— Direction —
Going through the material below, please gather all lines with the word "DOTS" in them.

++++ Stored data ++++

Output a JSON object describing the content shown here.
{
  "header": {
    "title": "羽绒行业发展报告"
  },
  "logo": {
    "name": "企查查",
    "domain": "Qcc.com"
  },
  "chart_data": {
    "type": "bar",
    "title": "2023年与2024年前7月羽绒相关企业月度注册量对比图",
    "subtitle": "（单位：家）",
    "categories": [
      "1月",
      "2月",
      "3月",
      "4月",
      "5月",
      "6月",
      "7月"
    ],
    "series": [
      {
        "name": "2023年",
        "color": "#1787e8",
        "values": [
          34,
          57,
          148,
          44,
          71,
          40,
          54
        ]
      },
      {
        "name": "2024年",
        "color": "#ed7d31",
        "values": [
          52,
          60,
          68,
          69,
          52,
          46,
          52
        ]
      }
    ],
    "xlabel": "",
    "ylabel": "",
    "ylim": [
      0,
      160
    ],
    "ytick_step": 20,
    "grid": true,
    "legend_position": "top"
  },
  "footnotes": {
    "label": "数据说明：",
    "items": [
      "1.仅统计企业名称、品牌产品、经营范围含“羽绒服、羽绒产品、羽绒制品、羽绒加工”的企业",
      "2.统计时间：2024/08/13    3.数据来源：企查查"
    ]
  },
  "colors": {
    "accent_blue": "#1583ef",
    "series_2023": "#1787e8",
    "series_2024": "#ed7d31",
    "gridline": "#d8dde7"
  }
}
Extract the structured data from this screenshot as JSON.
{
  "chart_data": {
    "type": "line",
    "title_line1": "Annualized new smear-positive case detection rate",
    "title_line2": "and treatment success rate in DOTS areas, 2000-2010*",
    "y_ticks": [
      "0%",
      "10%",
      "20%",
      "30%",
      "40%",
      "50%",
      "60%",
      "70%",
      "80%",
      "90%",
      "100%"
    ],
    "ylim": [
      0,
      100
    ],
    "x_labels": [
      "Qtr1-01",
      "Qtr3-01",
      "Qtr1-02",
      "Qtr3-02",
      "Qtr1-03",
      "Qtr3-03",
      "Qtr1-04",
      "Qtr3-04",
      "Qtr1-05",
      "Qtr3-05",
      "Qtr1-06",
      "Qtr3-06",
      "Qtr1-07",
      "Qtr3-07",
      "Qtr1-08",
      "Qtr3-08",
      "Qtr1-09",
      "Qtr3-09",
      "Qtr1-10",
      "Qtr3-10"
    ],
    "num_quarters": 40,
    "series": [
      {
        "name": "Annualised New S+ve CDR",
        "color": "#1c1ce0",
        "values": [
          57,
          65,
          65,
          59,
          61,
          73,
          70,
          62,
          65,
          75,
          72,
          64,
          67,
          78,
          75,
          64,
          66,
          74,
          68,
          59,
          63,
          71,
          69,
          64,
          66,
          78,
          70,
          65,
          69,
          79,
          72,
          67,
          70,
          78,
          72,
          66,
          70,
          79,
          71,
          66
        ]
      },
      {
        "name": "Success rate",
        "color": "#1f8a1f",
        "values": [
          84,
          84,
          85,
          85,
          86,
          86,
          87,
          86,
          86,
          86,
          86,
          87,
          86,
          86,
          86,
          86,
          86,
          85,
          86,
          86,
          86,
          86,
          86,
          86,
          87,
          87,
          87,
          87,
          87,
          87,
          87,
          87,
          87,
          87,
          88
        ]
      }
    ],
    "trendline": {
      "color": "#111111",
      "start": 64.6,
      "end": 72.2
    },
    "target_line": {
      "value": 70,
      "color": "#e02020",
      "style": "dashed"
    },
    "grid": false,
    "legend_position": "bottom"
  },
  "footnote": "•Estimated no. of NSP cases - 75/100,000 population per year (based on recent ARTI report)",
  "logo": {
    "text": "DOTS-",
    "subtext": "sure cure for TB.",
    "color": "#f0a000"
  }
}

++++

— Answer in full —
    "title_line2": "and treatment success rate in DOTS areas, 2000-2010*",
    "text": "DOTS-",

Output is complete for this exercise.